* **FRAGMENTO DEL DOCUMENTO**:

Nadie podía imaginar en 1888, cuando Fernando
António Nogueira Pessoa nació en Lisboa, y tampoco incluso muchas décadas
después de su muerte, que su poesía alcanzaría al mismo tiempo la canonización
universal y la intimidad de tantos que lo siguen viviendo como un secreto
personal.
Los
argentinos bien podríamos preciarnos de haberlo “descubierto”. O, al menos, de
haber sido de los primeros en hacerlo. Mucho antes de que empezara a hablarse
de él, cuando hasta en Portugal era casi desconocido, en 1961 Fabril Editora
publica en Buenos Aires la primera traducción de Fernando Pessoa en América
latina. Que fue, al mismo tiempo, la primera en castellano de todos sus
heterónimos. El reconocimiento llegó incluso a Portugal, donde esa edición
argentina tuvo el honor de ser celebrada en Lisboa por Maria Aliete Galhoz, que
en 1963 dijo: “Rodolfo Alonso nos restituye un poeta a través del amor de otro
poeta”.

* **LISTADO**:
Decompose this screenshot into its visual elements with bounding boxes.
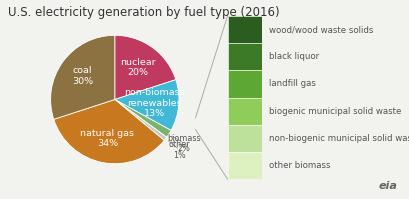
Text: biogenic municipal solid waste: biogenic municipal solid waste — [269, 107, 401, 116]
Text: natural gas
34%: natural gas 34% — [80, 129, 134, 148]
Text: wood/wood waste solids: wood/wood waste solids — [269, 25, 373, 34]
Bar — [227, 125, 262, 152]
Wedge shape — [115, 100, 166, 140]
Bar — [227, 98, 262, 125]
Text: other
1%: other 1% — [169, 140, 190, 160]
Wedge shape — [115, 35, 175, 100]
Text: eia: eia — [378, 181, 397, 191]
Text: black liquor: black liquor — [269, 52, 319, 61]
Text: coal
30%: coal 30% — [72, 66, 93, 86]
Text: landfill gas: landfill gas — [269, 79, 316, 88]
Text: non-biomass
renewables
13%: non-biomass renewables 13% — [124, 88, 184, 118]
Wedge shape — [50, 35, 115, 119]
Bar — [227, 70, 262, 98]
Wedge shape — [54, 100, 164, 164]
Bar — [227, 43, 262, 70]
Text: U.S. electricity generation by fuel type (2016): U.S. electricity generation by fuel type… — [8, 6, 279, 19]
Text: other biomass: other biomass — [269, 161, 330, 170]
Text: biomass
2%: biomass 2% — [167, 134, 200, 153]
Wedge shape — [115, 100, 171, 137]
Bar — [227, 152, 262, 179]
Bar — [227, 16, 262, 43]
Text: nuclear
20%: nuclear 20% — [120, 58, 156, 77]
Wedge shape — [115, 80, 179, 130]
Text: non-biogenic municipal solid waste: non-biogenic municipal solid waste — [269, 134, 409, 143]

* **DETALLES DEL EJERCICIO**:
Decide si cada afirmación coincide con el fragmento sobre Fernando Pessoa: responde sí o no y cita literalmente las palabras del fragmento que lo determinan. 1. Fernando Pessoa nació en Lisboa en 1888. 2. La primera traducción de Pessoa en América latina se publicó en Lisboa. 3. Maria Aliete Galhoz celebró en Lisboa la edición argentina.

* **SOLUCIÓN DESARROLLADA**:
1. Sí: "en 1888, cuando Fernando António Nogueira Pessoa nació en Lisboa".
2. No: "en 1961 Fabril Editora publica en Buenos Aires la primera traducción de Fernando Pessoa en América latina".
3. Sí: "esa edición argentina tuvo el honor de ser celebrada en Lisboa por Maria Aliete Galhoz".